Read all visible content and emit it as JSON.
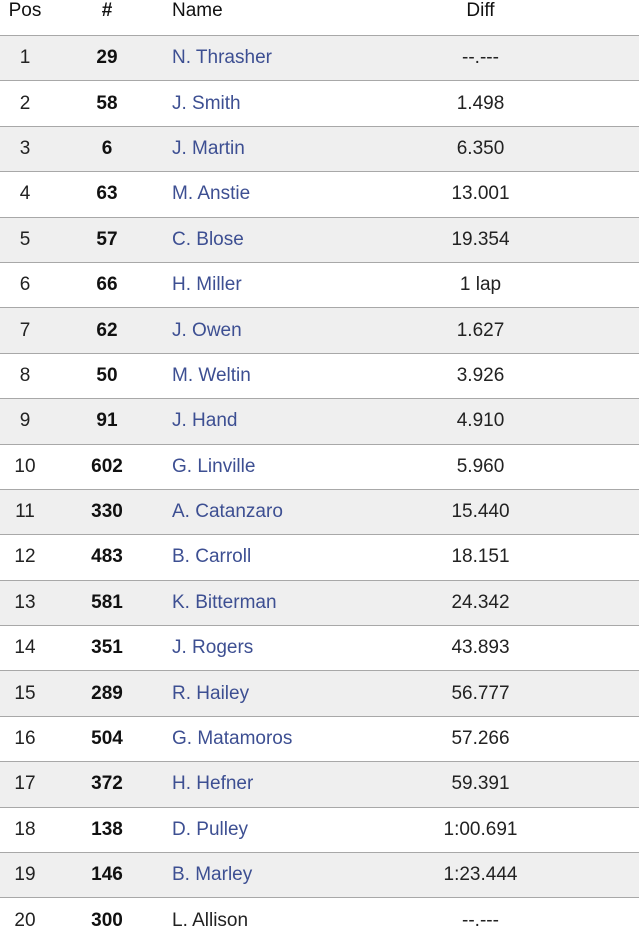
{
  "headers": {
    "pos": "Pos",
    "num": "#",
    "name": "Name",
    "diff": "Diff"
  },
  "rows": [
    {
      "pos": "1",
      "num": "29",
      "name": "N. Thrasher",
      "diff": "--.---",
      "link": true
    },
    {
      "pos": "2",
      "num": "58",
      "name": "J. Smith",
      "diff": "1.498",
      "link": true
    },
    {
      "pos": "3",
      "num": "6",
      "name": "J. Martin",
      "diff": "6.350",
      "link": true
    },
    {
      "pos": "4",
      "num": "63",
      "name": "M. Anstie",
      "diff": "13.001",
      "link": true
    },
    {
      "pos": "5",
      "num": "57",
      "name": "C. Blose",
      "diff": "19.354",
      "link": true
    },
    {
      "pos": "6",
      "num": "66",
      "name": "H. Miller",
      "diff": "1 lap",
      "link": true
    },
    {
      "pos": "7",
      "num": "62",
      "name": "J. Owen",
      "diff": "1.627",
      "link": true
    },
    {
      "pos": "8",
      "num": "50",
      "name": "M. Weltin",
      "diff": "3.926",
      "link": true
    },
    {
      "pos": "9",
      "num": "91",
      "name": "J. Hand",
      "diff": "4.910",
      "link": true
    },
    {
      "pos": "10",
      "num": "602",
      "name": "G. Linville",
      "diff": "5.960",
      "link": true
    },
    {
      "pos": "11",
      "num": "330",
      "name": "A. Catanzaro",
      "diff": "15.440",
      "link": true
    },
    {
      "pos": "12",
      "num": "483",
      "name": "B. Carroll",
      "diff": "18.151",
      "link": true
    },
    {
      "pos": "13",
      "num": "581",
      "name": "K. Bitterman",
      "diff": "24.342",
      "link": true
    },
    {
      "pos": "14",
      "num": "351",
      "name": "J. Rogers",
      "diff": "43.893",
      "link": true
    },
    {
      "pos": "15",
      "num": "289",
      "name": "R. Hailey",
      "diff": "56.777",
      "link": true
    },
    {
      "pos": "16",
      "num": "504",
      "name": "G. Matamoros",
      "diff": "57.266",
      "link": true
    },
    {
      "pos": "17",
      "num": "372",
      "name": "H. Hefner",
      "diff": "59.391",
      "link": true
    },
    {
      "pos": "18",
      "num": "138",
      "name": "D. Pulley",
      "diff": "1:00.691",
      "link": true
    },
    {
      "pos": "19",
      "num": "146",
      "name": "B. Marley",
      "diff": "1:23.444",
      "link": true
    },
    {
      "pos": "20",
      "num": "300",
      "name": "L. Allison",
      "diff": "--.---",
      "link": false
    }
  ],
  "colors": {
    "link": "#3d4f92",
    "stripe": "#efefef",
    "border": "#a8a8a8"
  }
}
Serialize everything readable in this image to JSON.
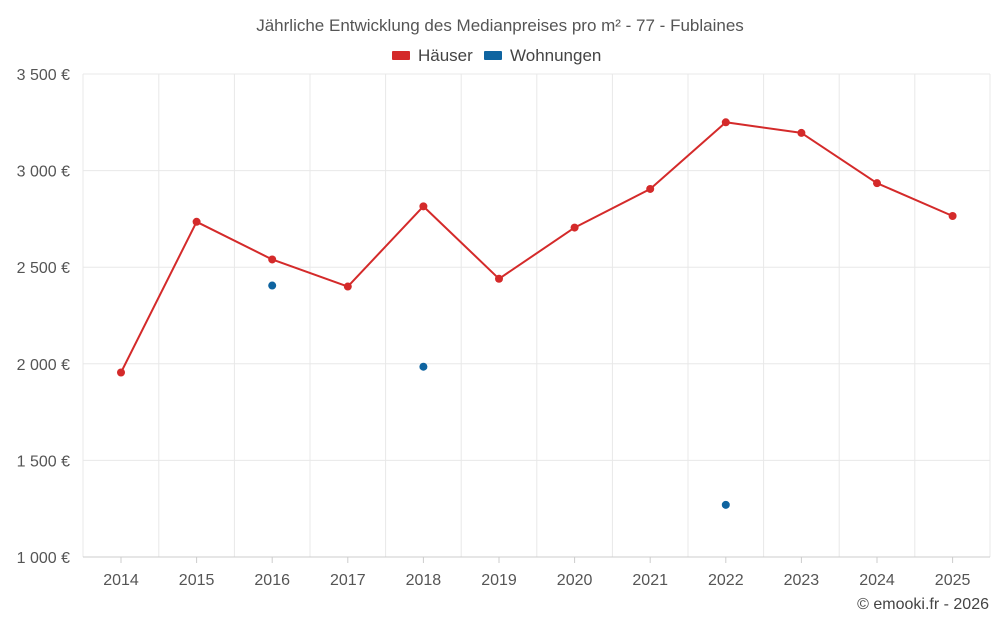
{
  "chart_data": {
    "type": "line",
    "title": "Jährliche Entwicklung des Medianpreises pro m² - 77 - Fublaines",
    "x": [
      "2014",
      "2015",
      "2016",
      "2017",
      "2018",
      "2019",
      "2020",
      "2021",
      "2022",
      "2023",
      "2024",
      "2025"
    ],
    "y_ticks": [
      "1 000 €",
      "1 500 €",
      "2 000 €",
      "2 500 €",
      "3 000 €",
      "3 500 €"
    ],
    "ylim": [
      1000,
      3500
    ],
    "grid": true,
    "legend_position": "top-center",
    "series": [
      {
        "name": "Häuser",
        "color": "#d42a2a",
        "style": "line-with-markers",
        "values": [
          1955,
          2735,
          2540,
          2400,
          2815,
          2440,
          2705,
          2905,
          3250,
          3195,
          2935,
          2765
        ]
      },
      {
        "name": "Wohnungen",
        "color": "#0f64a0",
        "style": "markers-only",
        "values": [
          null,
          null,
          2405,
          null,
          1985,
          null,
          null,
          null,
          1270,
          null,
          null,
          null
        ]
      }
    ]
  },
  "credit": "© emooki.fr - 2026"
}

_ _ _

## Instructions for the task:
Transcribe the full listing character for character. Pictures are excluded.

## Output:
Read all visible content and emit it as JSON.
{
  "headers": {
    "pos": "Pos",
    "num": "#",
    "name": "Name",
    "diff": "Diff"
  },
  "rows": [
    {
      "pos": "1",
      "num": "29",
      "name": "N. Thrasher",
      "diff": "--.---",
      "link": true
    },
    {
      "pos": "2",
      "num": "58",
      "name": "J. Smith",
      "diff": "1.498",
      "link": true
    },
    {
      "pos": "3",
      "num": "6",
      "name": "J. Martin",
      "diff": "6.350",
      "link": true
    },
    {
      "pos": "4",
      "num": "63",
      "name": "M. Anstie",
      "diff": "13.001",
      "link": true
    },
    {
      "pos": "5",
      "num": "57",
      "name": "C. Blose",
      "diff": "19.354",
      "link": true
    },
    {
      "pos": "6",
      "num": "66",
      "name": "H. Miller",
      "diff": "1 lap",
      "link": true
    },
    {
      "pos": "7",
      "num": "62",
      "name": "J. Owen",
      "diff": "1.627",
      "link": true
    },
    {
      "pos": "8",
      "num": "50",
      "name": "M. Weltin",
      "diff": "3.926",
      "link": true
    },
    {
      "pos": "9",
      "num": "91",
      "name": "J. Hand",
      "diff": "4.910",
      "link": true
    },
    {
      "pos": "10",
      "num": "602",
      "name": "G. Linville",
      "diff": "5.960",
      "link": true
    },
    {
      "pos": "11",
      "num": "330",
      "name": "A. Catanzaro",
      "diff": "15.440",
      "link": true
    },
    {
      "pos": "12",
      "num": "483",
      "name": "B. Carroll",
      "diff": "18.151",
      "link": true
    },
    {
      "pos": "13",
      "num": "581",
      "name": "K. Bitterman",
      "diff": "24.342",
      "link": true
    },
    {
      "pos": "14",
      "num": "351",
      "name": "J. Rogers",
      "diff": "43.893",
      "link": true
    },
    {
      "pos": "15",
      "num": "289",
      "name": "R. Hailey",
      "diff": "56.777",
      "link": true
    },
    {
      "pos": "16",
      "num": "504",
      "name": "G. Matamoros",
      "diff": "57.266",
      "link": true
    },
    {
      "pos": "17",
      "num": "372",
      "name": "H. Hefner",
      "diff": "59.391",
      "link": true
    },
    {
      "pos": "18",
      "num": "138",
      "name": "D. Pulley",
      "diff": "1:00.691",
      "link": true
    },
    {
      "pos": "19",
      "num": "146",
      "name": "B. Marley",
      "diff": "1:23.444",
      "link": true
    },
    {
      "pos": "20",
      "num": "300",
      "name": "L. Allison",
      "diff": "--.---",
      "link": false
    }
  ],
  "colors": {
    "link": "#3d4f92",
    "stripe": "#efefef",
    "border": "#a8a8a8"
  }
}
Serialize everything readable in this image to JSON.
{
  "chart_data": {
    "type": "line",
    "title": "Jährliche Entwicklung des Medianpreises pro m² - 77 - Fublaines",
    "x": [
      "2014",
      "2015",
      "2016",
      "2017",
      "2018",
      "2019",
      "2020",
      "2021",
      "2022",
      "2023",
      "2024",
      "2025"
    ],
    "y_ticks": [
      "1 000 €",
      "1 500 €",
      "2 000 €",
      "2 500 €",
      "3 000 €",
      "3 500 €"
    ],
    "ylim": [
      1000,
      3500
    ],
    "grid": true,
    "legend_position": "top-center",
    "series": [
      {
        "name": "Häuser",
        "color": "#d42a2a",
        "style": "line-with-markers",
        "values": [
          1955,
          2735,
          2540,
          2400,
          2815,
          2440,
          2705,
          2905,
          3250,
          3195,
          2935,
          2765
        ]
      },
      {
        "name": "Wohnungen",
        "color": "#0f64a0",
        "style": "markers-only",
        "values": [
          null,
          null,
          2405,
          null,
          1985,
          null,
          null,
          null,
          1270,
          null,
          null,
          null
        ]
      }
    ]
  },
  "credit": "© emooki.fr - 2026"
}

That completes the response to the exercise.